• _Short exercise_
State how many lines of the entries include the string "Output", please, leaving out everything but the number.

• _Source material_
-- START --

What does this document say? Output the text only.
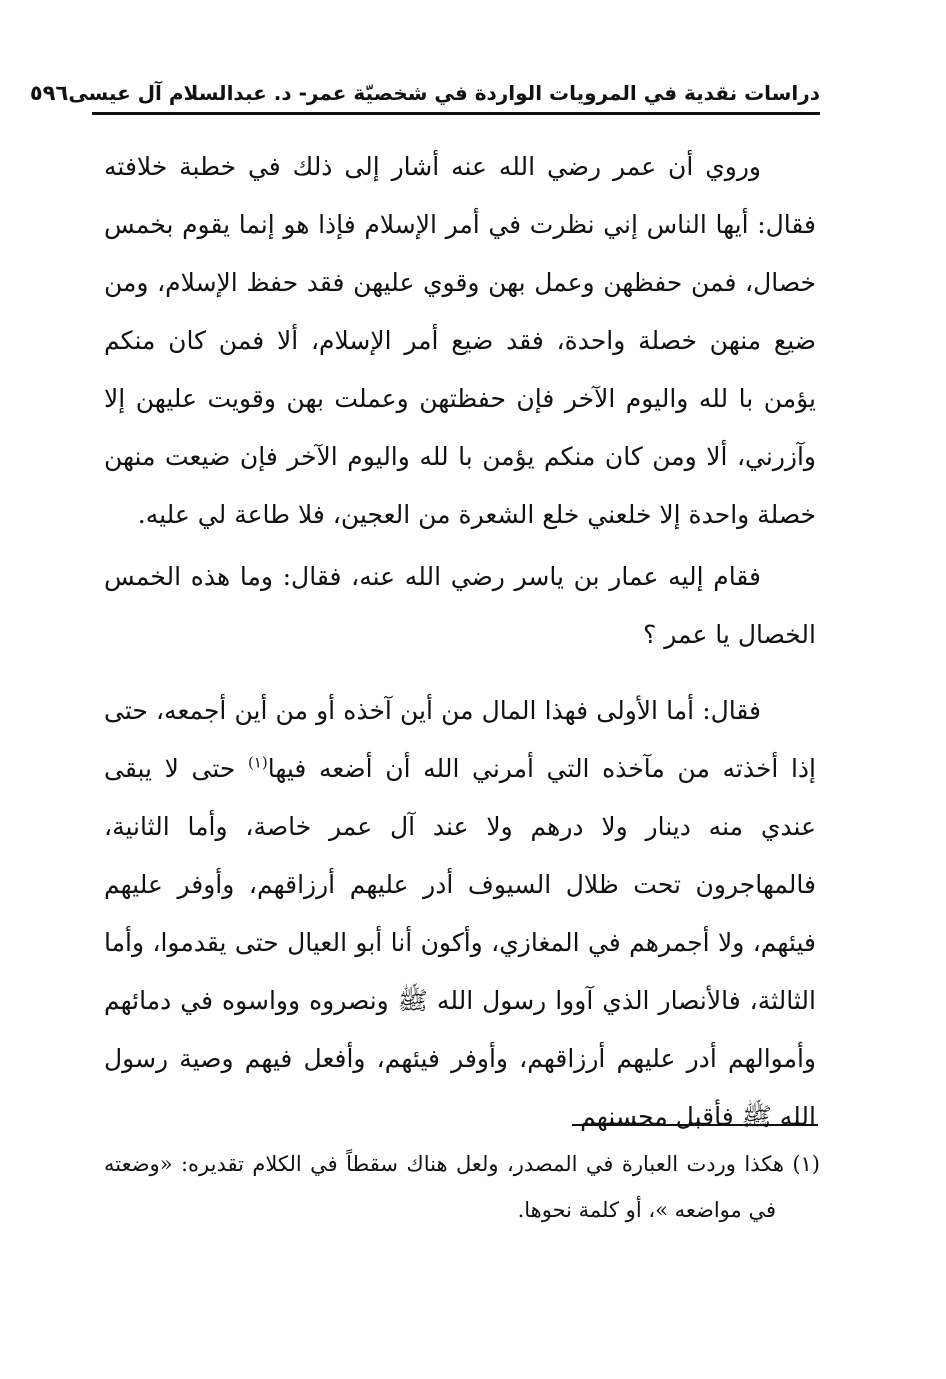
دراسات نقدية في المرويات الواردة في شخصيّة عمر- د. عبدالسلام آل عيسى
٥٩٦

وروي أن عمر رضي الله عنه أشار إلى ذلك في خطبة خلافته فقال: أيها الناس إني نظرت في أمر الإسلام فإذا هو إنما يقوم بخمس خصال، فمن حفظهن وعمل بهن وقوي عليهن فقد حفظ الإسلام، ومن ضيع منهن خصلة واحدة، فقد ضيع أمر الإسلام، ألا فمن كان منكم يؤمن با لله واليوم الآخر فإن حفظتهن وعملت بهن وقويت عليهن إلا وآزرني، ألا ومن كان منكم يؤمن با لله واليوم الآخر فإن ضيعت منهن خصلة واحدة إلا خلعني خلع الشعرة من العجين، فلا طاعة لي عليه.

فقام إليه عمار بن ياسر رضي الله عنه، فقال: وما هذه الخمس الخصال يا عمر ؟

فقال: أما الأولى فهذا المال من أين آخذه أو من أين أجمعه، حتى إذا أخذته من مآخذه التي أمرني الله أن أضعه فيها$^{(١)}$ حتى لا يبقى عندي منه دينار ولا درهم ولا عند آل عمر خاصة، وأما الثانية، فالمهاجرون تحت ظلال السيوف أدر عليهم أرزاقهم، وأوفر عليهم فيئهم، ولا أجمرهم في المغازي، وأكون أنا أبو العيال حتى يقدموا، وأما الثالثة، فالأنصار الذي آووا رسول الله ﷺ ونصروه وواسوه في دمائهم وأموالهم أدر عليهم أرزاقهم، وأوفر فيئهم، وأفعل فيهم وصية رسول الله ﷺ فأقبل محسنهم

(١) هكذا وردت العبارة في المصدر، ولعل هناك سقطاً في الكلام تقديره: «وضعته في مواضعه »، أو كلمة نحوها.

-- END --
-- START --

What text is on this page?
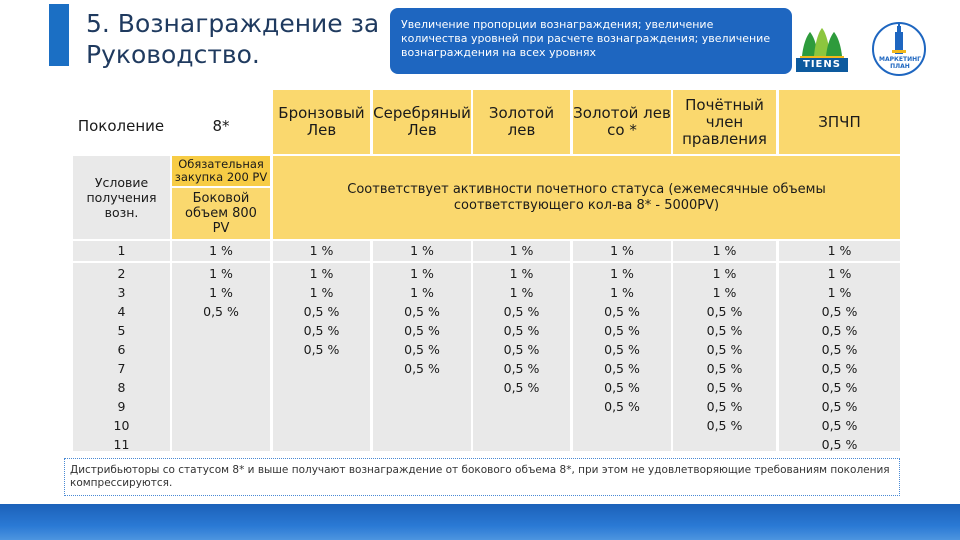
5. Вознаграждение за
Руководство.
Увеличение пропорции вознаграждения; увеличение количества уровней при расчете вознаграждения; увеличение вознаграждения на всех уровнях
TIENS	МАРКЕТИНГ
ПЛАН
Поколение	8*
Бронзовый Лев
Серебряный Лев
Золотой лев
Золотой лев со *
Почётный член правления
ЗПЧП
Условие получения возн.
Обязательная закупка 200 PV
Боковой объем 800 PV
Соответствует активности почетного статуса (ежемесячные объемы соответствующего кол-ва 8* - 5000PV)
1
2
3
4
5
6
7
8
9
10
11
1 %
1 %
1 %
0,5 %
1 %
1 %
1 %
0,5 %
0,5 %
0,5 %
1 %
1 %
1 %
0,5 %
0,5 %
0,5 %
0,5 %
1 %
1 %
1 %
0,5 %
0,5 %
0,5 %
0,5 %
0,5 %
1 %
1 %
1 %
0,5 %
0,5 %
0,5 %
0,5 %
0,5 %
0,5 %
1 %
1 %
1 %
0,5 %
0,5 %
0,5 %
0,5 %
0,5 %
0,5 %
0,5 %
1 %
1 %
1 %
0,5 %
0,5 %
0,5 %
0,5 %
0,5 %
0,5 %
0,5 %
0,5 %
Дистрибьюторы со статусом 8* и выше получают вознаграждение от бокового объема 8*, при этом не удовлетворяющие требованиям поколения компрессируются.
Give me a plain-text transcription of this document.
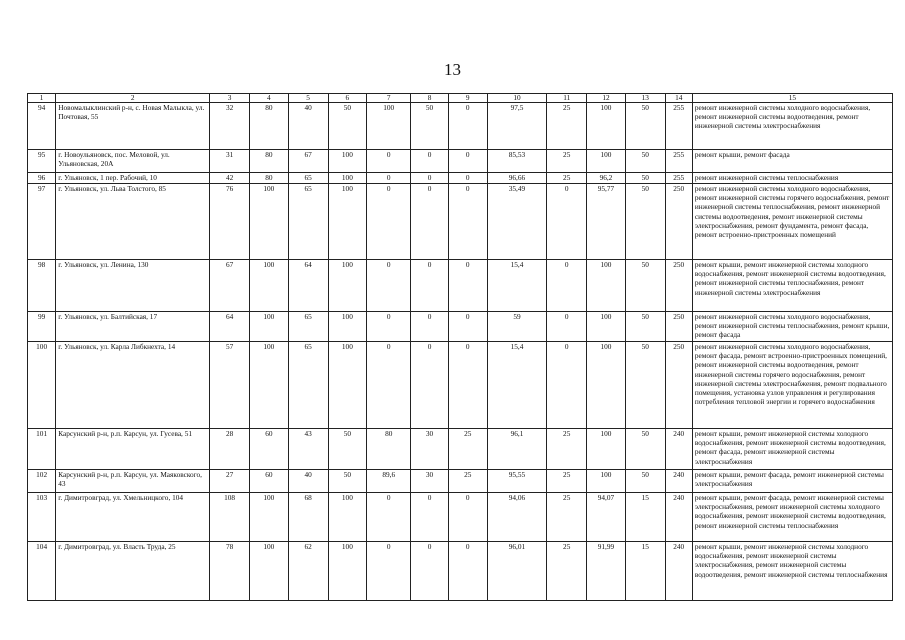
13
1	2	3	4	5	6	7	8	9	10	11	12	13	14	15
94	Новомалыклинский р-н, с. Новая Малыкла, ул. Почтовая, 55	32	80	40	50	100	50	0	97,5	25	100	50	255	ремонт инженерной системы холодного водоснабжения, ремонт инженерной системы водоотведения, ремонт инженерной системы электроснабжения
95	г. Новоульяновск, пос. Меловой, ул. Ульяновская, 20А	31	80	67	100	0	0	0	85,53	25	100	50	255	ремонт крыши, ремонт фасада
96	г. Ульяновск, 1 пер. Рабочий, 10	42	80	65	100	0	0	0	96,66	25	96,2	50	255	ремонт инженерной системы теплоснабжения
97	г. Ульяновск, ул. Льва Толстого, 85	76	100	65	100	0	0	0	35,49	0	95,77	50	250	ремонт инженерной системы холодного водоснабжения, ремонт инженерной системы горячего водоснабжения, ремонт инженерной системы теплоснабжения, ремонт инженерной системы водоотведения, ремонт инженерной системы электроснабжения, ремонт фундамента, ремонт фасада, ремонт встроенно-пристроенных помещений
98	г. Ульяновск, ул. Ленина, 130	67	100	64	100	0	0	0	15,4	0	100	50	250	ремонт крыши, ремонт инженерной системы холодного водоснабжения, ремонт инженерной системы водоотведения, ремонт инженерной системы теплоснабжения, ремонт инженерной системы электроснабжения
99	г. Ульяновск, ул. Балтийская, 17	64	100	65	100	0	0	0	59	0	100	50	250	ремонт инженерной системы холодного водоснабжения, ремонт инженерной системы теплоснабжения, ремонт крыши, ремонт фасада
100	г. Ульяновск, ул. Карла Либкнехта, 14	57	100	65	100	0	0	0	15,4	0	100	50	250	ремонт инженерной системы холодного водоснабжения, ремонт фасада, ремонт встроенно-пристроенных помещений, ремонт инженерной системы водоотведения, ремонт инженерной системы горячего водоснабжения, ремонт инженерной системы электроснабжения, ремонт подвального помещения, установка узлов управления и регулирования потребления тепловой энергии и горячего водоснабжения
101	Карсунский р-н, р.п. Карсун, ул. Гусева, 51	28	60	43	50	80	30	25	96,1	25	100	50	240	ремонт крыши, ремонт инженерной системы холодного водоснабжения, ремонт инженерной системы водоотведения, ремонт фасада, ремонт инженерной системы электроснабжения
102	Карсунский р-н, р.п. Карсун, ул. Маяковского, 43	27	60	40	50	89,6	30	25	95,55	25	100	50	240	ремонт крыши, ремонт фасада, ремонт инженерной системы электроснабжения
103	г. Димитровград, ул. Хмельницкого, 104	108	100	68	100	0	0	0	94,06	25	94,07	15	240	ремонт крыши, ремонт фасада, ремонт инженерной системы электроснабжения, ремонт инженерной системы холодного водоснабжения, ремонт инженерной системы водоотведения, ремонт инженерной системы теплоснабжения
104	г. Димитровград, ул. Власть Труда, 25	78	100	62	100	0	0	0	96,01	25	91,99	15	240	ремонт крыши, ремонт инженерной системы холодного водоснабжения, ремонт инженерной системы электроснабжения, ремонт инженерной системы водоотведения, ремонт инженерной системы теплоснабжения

-- END --
-- START --

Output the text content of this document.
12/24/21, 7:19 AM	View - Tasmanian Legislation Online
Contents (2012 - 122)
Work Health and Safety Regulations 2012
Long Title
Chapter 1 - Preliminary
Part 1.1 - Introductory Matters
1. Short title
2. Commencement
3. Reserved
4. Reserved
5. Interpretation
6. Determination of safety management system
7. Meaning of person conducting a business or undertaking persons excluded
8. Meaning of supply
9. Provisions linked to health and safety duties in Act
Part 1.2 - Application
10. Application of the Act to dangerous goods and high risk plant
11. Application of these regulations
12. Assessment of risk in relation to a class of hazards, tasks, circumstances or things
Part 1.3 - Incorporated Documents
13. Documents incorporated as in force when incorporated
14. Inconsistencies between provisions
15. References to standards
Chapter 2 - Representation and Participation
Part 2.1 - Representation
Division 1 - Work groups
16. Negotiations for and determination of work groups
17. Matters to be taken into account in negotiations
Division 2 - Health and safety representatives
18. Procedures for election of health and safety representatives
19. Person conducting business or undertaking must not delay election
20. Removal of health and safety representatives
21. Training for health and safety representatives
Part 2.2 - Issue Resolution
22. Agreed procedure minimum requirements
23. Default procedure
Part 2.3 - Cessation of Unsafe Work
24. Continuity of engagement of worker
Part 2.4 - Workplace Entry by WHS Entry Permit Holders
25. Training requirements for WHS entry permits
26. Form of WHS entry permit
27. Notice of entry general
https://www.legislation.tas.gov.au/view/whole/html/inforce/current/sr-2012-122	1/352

-- END --

• _Result of the exercise_
2